- _TASK DETAILS_
Leave out the pictures and copy everything else below exactly.

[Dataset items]
○ ○ ○ ○ ○

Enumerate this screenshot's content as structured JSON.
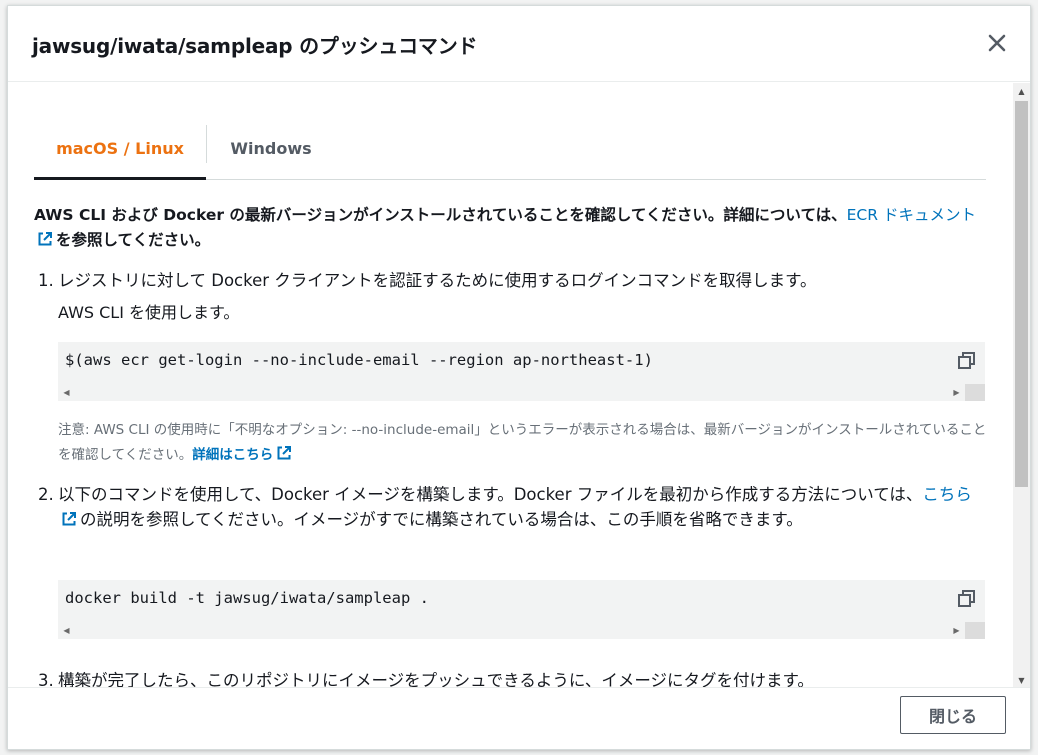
{
  "modal": {
    "title": "jawsug/iwata/sampleap のプッシュコマンド",
    "close_icon": "close-icon",
    "footer_close_label": "閉じる"
  },
  "tabs": [
    {
      "label": "macOS / Linux",
      "active": true
    },
    {
      "label": "Windows",
      "active": false
    }
  ],
  "intro": {
    "text": "AWS CLI および Docker の最新バージョンがインストールされていることを確認してください。詳細については、",
    "link": "ECR ドキュメント",
    "suffix": "を参照してください。"
  },
  "steps": [
    {
      "number": "1.",
      "text": "レジストリに対して Docker クライアントを認証するために使用するログインコマンドを取得します。",
      "sub_text": "AWS CLI を使用します。",
      "code": "$(aws ecr get-login --no-include-email --region ap-northeast-1)",
      "note": "注意: AWS CLI の使用時に「不明なオプション: --no-include-email」というエラーが表示される場合は、最新バージョンがインストールされていることを確認してください。",
      "note_link": "詳細はこちら"
    },
    {
      "number": "2.",
      "text_before": "以下のコマンドを使用して、Docker イメージを構築します。Docker ファイルを最初から作成する方法については、",
      "link": "こちら",
      "text_after": "の説明を参照してください。イメージがすでに構築されている場合は、この手順を省略できます。",
      "code": "docker build -t jawsug/iwata/sampleap ."
    },
    {
      "number": "3.",
      "text": "構築が完了したら、このリポジトリにイメージをプッシュできるように、イメージにタグを付けます。"
    }
  ],
  "colors": {
    "active_tab": "#ec7211",
    "link": "#0073bb",
    "code_bg": "#f2f3f3"
  }
}
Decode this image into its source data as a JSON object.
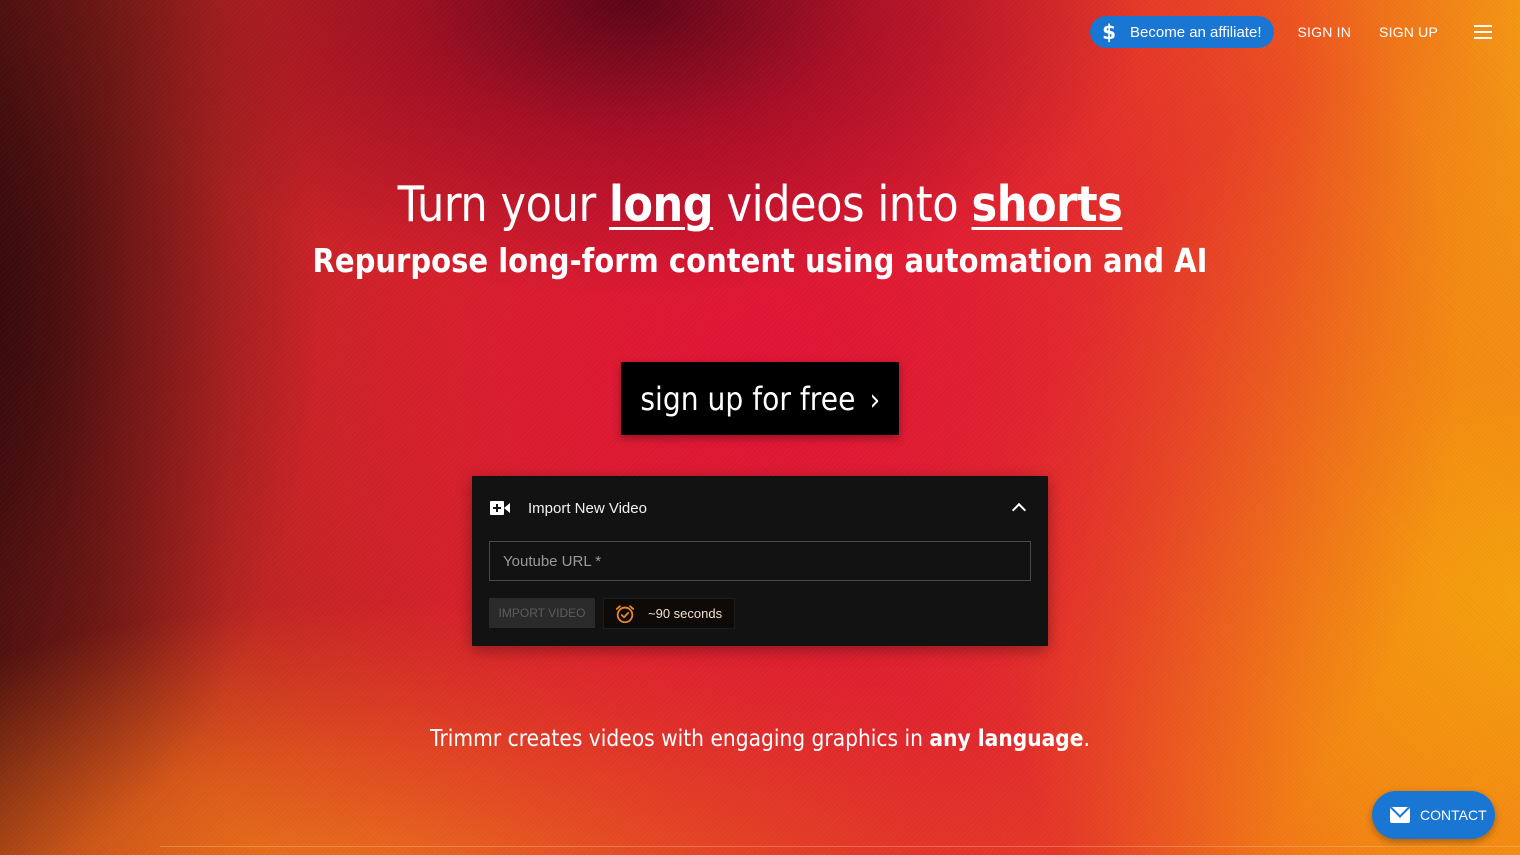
{
  "header": {
    "affiliate_icon": "dollar-icon",
    "affiliate_label": "Become an affiliate!",
    "sign_in_label": "SIGN IN",
    "sign_up_label": "SIGN UP",
    "menu_icon": "hamburger-menu-icon"
  },
  "hero": {
    "title_part1": "Turn your ",
    "title_em1": "long",
    "title_part2": " videos into ",
    "title_em2": "shorts",
    "subtitle": "Repurpose long-form content using automation and AI",
    "cta_label": "sign up for free",
    "cta_icon": "chevron-right-icon"
  },
  "import_card": {
    "header_icon": "video-plus-icon",
    "title": "Import New Video",
    "collapse_icon": "chevron-up-icon",
    "url_placeholder": "Youtube URL *",
    "url_value": "",
    "import_button_label": "IMPORT VIDEO",
    "import_button_disabled": true,
    "time_icon": "alarm-clock-icon",
    "time_estimate": "~90 seconds"
  },
  "tagline": {
    "text_before": "Trimmr creates videos with engaging graphics in ",
    "text_bold": "any language",
    "text_after": "."
  },
  "contact": {
    "icon": "mail-icon",
    "label": "CONTACT"
  },
  "colors": {
    "accent_blue": "#1976d2",
    "card_bg": "#121212",
    "alarm_orange": "#e8862a"
  }
}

○ ○ ○ ○ ○

- _RESPONSE_
Enumerate this screenshot's content as structured JSON.
{
  "modal": {
    "title": "jawsug/iwata/sampleap のプッシュコマンド",
    "close_icon": "close-icon",
    "footer_close_label": "閉じる"
  },
  "tabs": [
    {
      "label": "macOS / Linux",
      "active": true
    },
    {
      "label": "Windows",
      "active": false
    }
  ],
  "intro": {
    "text": "AWS CLI および Docker の最新バージョンがインストールされていることを確認してください。詳細については、",
    "link": "ECR ドキュメント",
    "suffix": "を参照してください。"
  },
  "steps": [
    {
      "number": "1.",
      "text": "レジストリに対して Docker クライアントを認証するために使用するログインコマンドを取得します。",
      "sub_text": "AWS CLI を使用します。",
      "code": "$(aws ecr get-login --no-include-email --region ap-northeast-1)",
      "note": "注意: AWS CLI の使用時に「不明なオプション: --no-include-email」というエラーが表示される場合は、最新バージョンがインストールされていることを確認してください。",
      "note_link": "詳細はこちら"
    },
    {
      "number": "2.",
      "text_before": "以下のコマンドを使用して、Docker イメージを構築します。Docker ファイルを最初から作成する方法については、",
      "link": "こちら",
      "text_after": "の説明を参照してください。イメージがすでに構築されている場合は、この手順を省略できます。",
      "code": "docker build -t jawsug/iwata/sampleap ."
    },
    {
      "number": "3.",
      "text": "構築が完了したら、このリポジトリにイメージをプッシュできるように、イメージにタグを付けます。"
    }
  ],
  "colors": {
    "active_tab": "#ec7211",
    "link": "#0073bb",
    "code_bg": "#f2f3f3"
  }
}
Decode this image into its source data as a JSON object.
{
  "header": {
    "affiliate_icon": "dollar-icon",
    "affiliate_label": "Become an affiliate!",
    "sign_in_label": "SIGN IN",
    "sign_up_label": "SIGN UP",
    "menu_icon": "hamburger-menu-icon"
  },
  "hero": {
    "title_part1": "Turn your ",
    "title_em1": "long",
    "title_part2": " videos into ",
    "title_em2": "shorts",
    "subtitle": "Repurpose long-form content using automation and AI",
    "cta_label": "sign up for free",
    "cta_icon": "chevron-right-icon"
  },
  "import_card": {
    "header_icon": "video-plus-icon",
    "title": "Import New Video",
    "collapse_icon": "chevron-up-icon",
    "url_placeholder": "Youtube URL *",
    "url_value": "",
    "import_button_label": "IMPORT VIDEO",
    "import_button_disabled": true,
    "time_icon": "alarm-clock-icon",
    "time_estimate": "~90 seconds"
  },
  "tagline": {
    "text_before": "Trimmr creates videos with engaging graphics in ",
    "text_bold": "any language",
    "text_after": "."
  },
  "contact": {
    "icon": "mail-icon",
    "label": "CONTACT"
  },
  "colors": {
    "accent_blue": "#1976d2",
    "card_bg": "#121212",
    "alarm_orange": "#e8862a"
  }
}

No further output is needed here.